START Extracted material

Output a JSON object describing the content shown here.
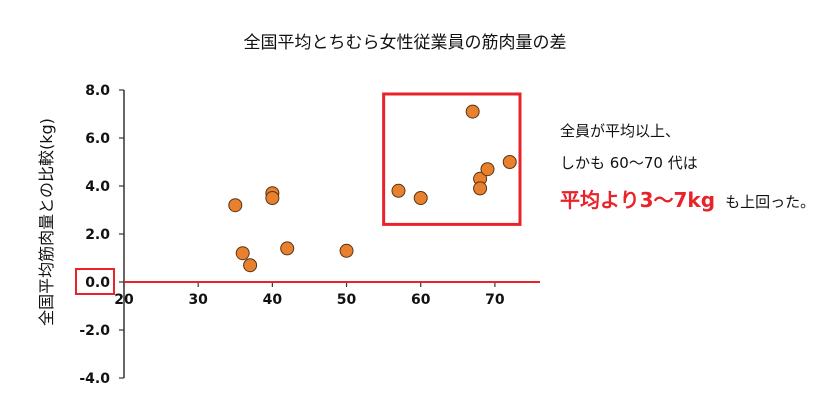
{
  "chart_data": {
    "type": "scatter",
    "title": "全国平均とちむら女性従業員の筋肉量の差",
    "xlabel": "",
    "ylabel": "全国平均筋肉量との比較(kg)",
    "xlim": [
      20,
      75
    ],
    "ylim": [
      -4.0,
      8.0
    ],
    "x_ticks": [
      "20",
      "30",
      "40",
      "50",
      "60",
      "70"
    ],
    "y_ticks": [
      "8.0",
      "6.0",
      "4.0",
      "2.0",
      "0.0",
      "-2.0",
      "-4.0"
    ],
    "grid": false,
    "points": [
      {
        "x": 35,
        "y": 3.2
      },
      {
        "x": 36,
        "y": 1.2
      },
      {
        "x": 37,
        "y": 0.7
      },
      {
        "x": 40,
        "y": 3.7
      },
      {
        "x": 40,
        "y": 3.5
      },
      {
        "x": 42,
        "y": 1.4
      },
      {
        "x": 50,
        "y": 1.3
      },
      {
        "x": 57,
        "y": 3.8
      },
      {
        "x": 60,
        "y": 3.5
      },
      {
        "x": 67,
        "y": 7.1
      },
      {
        "x": 68,
        "y": 4.3
      },
      {
        "x": 68,
        "y": 3.9
      },
      {
        "x": 69,
        "y": 4.7
      },
      {
        "x": 72,
        "y": 5.0
      }
    ],
    "highlight_box": {
      "x_range": [
        55,
        75
      ],
      "y_range": [
        2.4,
        8.0
      ]
    }
  },
  "annotation": {
    "line1": "全員が平均以上、",
    "line2": "しかも 60〜70 代は",
    "line3_highlight": "平均より3〜7kg",
    "line3_rest": "も上回った。"
  },
  "colors": {
    "point_fill": "#e8812f",
    "point_stroke": "#5a3312",
    "zero_line": "#e8232a",
    "highlight_box": "#e8232a",
    "axis": "#333333",
    "highlight_text": "#e8232a"
  }
}
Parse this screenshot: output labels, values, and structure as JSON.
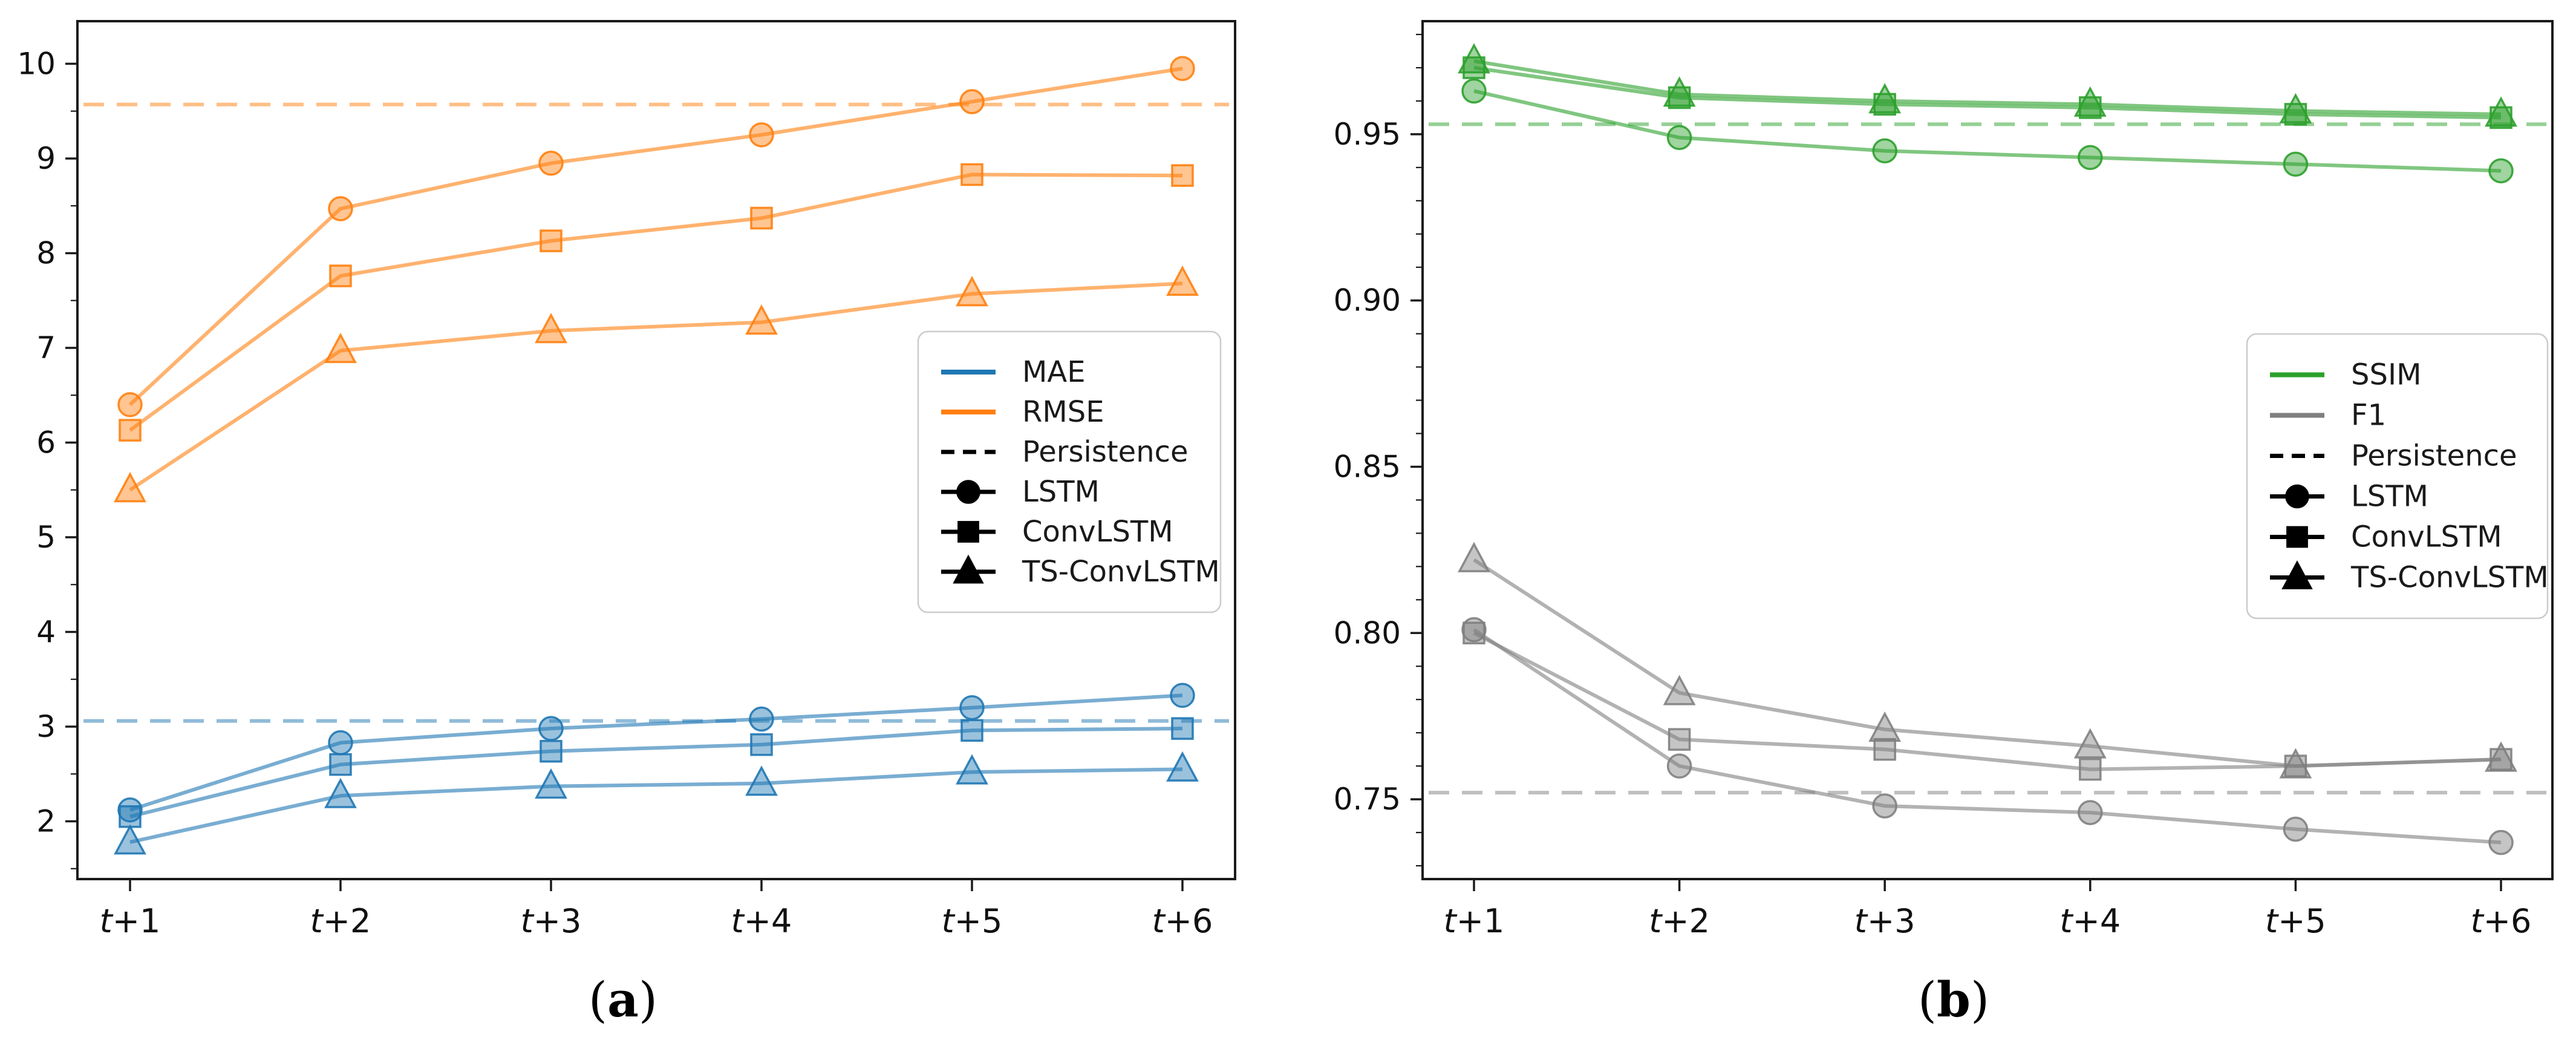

END Extracted material

**Exercise instructions**
Copy the material shown above in full and exactly. Skip the pictures.

**Written reply**
Output a JSON object describing the content shown here.
{
  "chart_data": {
    "type": "scatter",
    "title": "全国平均とちむら女性従業員の筋肉量の差",
    "xlabel": "",
    "ylabel": "全国平均筋肉量との比較(kg)",
    "xlim": [
      20,
      75
    ],
    "ylim": [
      -4.0,
      8.0
    ],
    "x_ticks": [
      "20",
      "30",
      "40",
      "50",
      "60",
      "70"
    ],
    "y_ticks": [
      "8.0",
      "6.0",
      "4.0",
      "2.0",
      "0.0",
      "-2.0",
      "-4.0"
    ],
    "grid": false,
    "points": [
      {
        "x": 35,
        "y": 3.2
      },
      {
        "x": 36,
        "y": 1.2
      },
      {
        "x": 37,
        "y": 0.7
      },
      {
        "x": 40,
        "y": 3.7
      },
      {
        "x": 40,
        "y": 3.5
      },
      {
        "x": 42,
        "y": 1.4
      },
      {
        "x": 50,
        "y": 1.3
      },
      {
        "x": 57,
        "y": 3.8
      },
      {
        "x": 60,
        "y": 3.5
      },
      {
        "x": 67,
        "y": 7.1
      },
      {
        "x": 68,
        "y": 4.3
      },
      {
        "x": 68,
        "y": 3.9
      },
      {
        "x": 69,
        "y": 4.7
      },
      {
        "x": 72,
        "y": 5.0
      }
    ],
    "highlight_box": {
      "x_range": [
        55,
        75
      ],
      "y_range": [
        2.4,
        8.0
      ]
    }
  },
  "annotation": {
    "line1": "全員が平均以上、",
    "line2": "しかも 60〜70 代は",
    "line3_highlight": "平均より3〜7kg",
    "line3_rest": "も上回った。"
  },
  "colors": {
    "point_fill": "#e8812f",
    "point_stroke": "#5a3312",
    "zero_line": "#e8232a",
    "highlight_box": "#e8232a",
    "axis": "#333333",
    "highlight_text": "#e8232a"
  }
}
Parse this screenshot: output labels, values, and structure as JSON.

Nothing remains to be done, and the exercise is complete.